• [Task description]: Word for word, restate every line of the listing that follows.

• [Record extracts]:
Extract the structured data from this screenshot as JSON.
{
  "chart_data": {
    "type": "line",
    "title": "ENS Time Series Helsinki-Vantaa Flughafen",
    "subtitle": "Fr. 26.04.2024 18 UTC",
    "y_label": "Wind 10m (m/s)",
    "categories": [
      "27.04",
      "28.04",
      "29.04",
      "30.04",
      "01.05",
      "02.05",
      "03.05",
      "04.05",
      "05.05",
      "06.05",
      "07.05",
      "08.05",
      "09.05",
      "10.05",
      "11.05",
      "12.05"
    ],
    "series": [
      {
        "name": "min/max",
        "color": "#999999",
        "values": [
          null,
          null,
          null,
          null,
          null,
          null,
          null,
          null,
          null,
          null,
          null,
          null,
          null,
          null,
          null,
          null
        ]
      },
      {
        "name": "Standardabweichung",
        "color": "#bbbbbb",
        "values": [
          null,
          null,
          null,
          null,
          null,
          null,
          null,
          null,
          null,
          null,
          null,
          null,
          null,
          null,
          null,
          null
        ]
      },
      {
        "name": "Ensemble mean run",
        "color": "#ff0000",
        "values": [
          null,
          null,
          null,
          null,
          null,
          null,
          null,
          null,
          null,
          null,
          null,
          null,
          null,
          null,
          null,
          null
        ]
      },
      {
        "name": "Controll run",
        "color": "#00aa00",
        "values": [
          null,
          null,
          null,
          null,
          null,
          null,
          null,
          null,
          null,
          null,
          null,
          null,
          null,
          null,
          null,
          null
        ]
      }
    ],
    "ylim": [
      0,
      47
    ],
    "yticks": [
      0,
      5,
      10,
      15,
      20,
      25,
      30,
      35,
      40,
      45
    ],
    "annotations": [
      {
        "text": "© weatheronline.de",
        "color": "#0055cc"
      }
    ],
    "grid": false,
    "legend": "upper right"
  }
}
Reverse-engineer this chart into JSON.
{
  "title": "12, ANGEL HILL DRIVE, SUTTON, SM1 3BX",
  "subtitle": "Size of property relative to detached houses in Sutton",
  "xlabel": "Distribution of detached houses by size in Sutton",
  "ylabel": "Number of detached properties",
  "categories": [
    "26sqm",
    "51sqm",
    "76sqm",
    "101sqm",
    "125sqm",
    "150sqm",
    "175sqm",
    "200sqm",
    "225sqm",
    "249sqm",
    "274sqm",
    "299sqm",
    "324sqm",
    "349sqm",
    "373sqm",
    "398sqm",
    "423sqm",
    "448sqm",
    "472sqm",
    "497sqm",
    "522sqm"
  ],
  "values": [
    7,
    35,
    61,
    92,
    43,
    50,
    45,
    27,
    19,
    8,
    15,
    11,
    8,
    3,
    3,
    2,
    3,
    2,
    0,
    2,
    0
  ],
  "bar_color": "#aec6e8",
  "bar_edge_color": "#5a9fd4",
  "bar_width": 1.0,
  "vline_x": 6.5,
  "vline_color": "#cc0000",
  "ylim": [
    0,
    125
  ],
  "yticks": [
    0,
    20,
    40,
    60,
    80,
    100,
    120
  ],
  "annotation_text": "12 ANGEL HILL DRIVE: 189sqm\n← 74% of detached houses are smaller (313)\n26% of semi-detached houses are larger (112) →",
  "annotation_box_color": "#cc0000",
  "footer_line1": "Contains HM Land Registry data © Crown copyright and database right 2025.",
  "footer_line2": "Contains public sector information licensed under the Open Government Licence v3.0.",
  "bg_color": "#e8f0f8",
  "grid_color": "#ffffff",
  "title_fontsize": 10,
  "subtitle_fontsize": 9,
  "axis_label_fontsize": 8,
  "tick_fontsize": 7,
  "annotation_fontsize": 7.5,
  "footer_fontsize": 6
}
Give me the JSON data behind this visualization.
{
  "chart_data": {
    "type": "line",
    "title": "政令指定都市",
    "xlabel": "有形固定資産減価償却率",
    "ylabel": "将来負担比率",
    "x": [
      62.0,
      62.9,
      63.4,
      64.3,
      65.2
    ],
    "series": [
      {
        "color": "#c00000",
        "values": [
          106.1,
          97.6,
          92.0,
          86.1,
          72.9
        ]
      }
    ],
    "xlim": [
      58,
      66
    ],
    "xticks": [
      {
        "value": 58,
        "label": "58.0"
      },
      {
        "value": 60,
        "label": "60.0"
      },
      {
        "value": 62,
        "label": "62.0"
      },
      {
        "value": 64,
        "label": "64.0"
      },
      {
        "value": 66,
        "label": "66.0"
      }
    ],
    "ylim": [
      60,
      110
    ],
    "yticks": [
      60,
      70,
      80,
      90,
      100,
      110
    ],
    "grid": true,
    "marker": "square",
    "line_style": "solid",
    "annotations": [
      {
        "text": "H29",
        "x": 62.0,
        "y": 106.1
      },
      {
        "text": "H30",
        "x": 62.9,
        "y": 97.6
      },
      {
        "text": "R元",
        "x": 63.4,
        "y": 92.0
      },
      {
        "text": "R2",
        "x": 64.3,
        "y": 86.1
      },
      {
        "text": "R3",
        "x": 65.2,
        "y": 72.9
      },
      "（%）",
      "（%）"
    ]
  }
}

• [Task output]:
Extract the structured data from this screenshot as JSON.
{
  "chart_data": {
    "type": "line",
    "title": "ENS Time Series Helsinki-Vantaa Flughafen",
    "subtitle": "Fr. 26.04.2024 18 UTC",
    "y_label": "Wind 10m (m/s)",
    "categories": [
      "27.04",
      "28.04",
      "29.04",
      "30.04",
      "01.05",
      "02.05",
      "03.05",
      "04.05",
      "05.05",
      "06.05",
      "07.05",
      "08.05",
      "09.05",
      "10.05",
      "11.05",
      "12.05"
    ],
    "series": [
      {
        "name": "min/max",
        "color": "#999999",
        "values": [
          null,
          null,
          null,
          null,
          null,
          null,
          null,
          null,
          null,
          null,
          null,
          null,
          null,
          null,
          null,
          null
        ]
      },
      {
        "name": "Standardabweichung",
        "color": "#bbbbbb",
        "values": [
          null,
          null,
          null,
          null,
          null,
          null,
          null,
          null,
          null,
          null,
          null,
          null,
          null,
          null,
          null,
          null
        ]
      },
      {
        "name": "Ensemble mean run",
        "color": "#ff0000",
        "values": [
          null,
          null,
          null,
          null,
          null,
          null,
          null,
          null,
          null,
          null,
          null,
          null,
          null,
          null,
          null,
          null
        ]
      },
      {
        "name": "Controll run",
        "color": "#00aa00",
        "values": [
          null,
          null,
          null,
          null,
          null,
          null,
          null,
          null,
          null,
          null,
          null,
          null,
          null,
          null,
          null,
          null
        ]
      }
    ],
    "ylim": [
      0,
      47
    ],
    "yticks": [
      0,
      5,
      10,
      15,
      20,
      25,
      30,
      35,
      40,
      45
    ],
    "annotations": [
      {
        "text": "© weatheronline.de",
        "color": "#0055cc"
      }
    ],
    "grid": false,
    "legend": "upper right"
  }
}
Reverse-engineer this chart into JSON.
{
  "title": "12, ANGEL HILL DRIVE, SUTTON, SM1 3BX",
  "subtitle": "Size of property relative to detached houses in Sutton",
  "xlabel": "Distribution of detached houses by size in Sutton",
  "ylabel": "Number of detached properties",
  "categories": [
    "26sqm",
    "51sqm",
    "76sqm",
    "101sqm",
    "125sqm",
    "150sqm",
    "175sqm",
    "200sqm",
    "225sqm",
    "249sqm",
    "274sqm",
    "299sqm",
    "324sqm",
    "349sqm",
    "373sqm",
    "398sqm",
    "423sqm",
    "448sqm",
    "472sqm",
    "497sqm",
    "522sqm"
  ],
  "values": [
    7,
    35,
    61,
    92,
    43,
    50,
    45,
    27,
    19,
    8,
    15,
    11,
    8,
    3,
    3,
    2,
    3,
    2,
    0,
    2,
    0
  ],
  "bar_color": "#aec6e8",
  "bar_edge_color": "#5a9fd4",
  "bar_width": 1.0,
  "vline_x": 6.5,
  "vline_color": "#cc0000",
  "ylim": [
    0,
    125
  ],
  "yticks": [
    0,
    20,
    40,
    60,
    80,
    100,
    120
  ],
  "annotation_text": "12 ANGEL HILL DRIVE: 189sqm\n← 74% of detached houses are smaller (313)\n26% of semi-detached houses are larger (112) →",
  "annotation_box_color": "#cc0000",
  "footer_line1": "Contains HM Land Registry data © Crown copyright and database right 2025.",
  "footer_line2": "Contains public sector information licensed under the Open Government Licence v3.0.",
  "bg_color": "#e8f0f8",
  "grid_color": "#ffffff",
  "title_fontsize": 10,
  "subtitle_fontsize": 9,
  "axis_label_fontsize": 8,
  "tick_fontsize": 7,
  "annotation_fontsize": 7.5,
  "footer_fontsize": 6
}
Give me the JSON data behind this visualization.
{
  "chart_data": {
    "type": "line",
    "title": "政令指定都市",
    "xlabel": "有形固定資産減価償却率",
    "ylabel": "将来負担比率",
    "x": [
      62.0,
      62.9,
      63.4,
      64.3,
      65.2
    ],
    "series": [
      {
        "color": "#c00000",
        "values": [
          106.1,
          97.6,
          92.0,
          86.1,
          72.9
        ]
      }
    ],
    "xlim": [
      58,
      66
    ],
    "xticks": [
      {
        "value": 58,
        "label": "58.0"
      },
      {
        "value": 60,
        "label": "60.0"
      },
      {
        "value": 62,
        "label": "62.0"
      },
      {
        "value": 64,
        "label": "64.0"
      },
      {
        "value": 66,
        "label": "66.0"
      }
    ],
    "ylim": [
      60,
      110
    ],
    "yticks": [
      60,
      70,
      80,
      90,
      100,
      110
    ],
    "grid": true,
    "marker": "square",
    "line_style": "solid",
    "annotations": [
      {
        "text": "H29",
        "x": 62.0,
        "y": 106.1
      },
      {
        "text": "H30",
        "x": 62.9,
        "y": 97.6
      },
      {
        "text": "R元",
        "x": 63.4,
        "y": 92.0
      },
      {
        "text": "R2",
        "x": 64.3,
        "y": 86.1
      },
      {
        "text": "R3",
        "x": 65.2,
        "y": 72.9
      },
      "（%）",
      "（%）"
    ]
  }
}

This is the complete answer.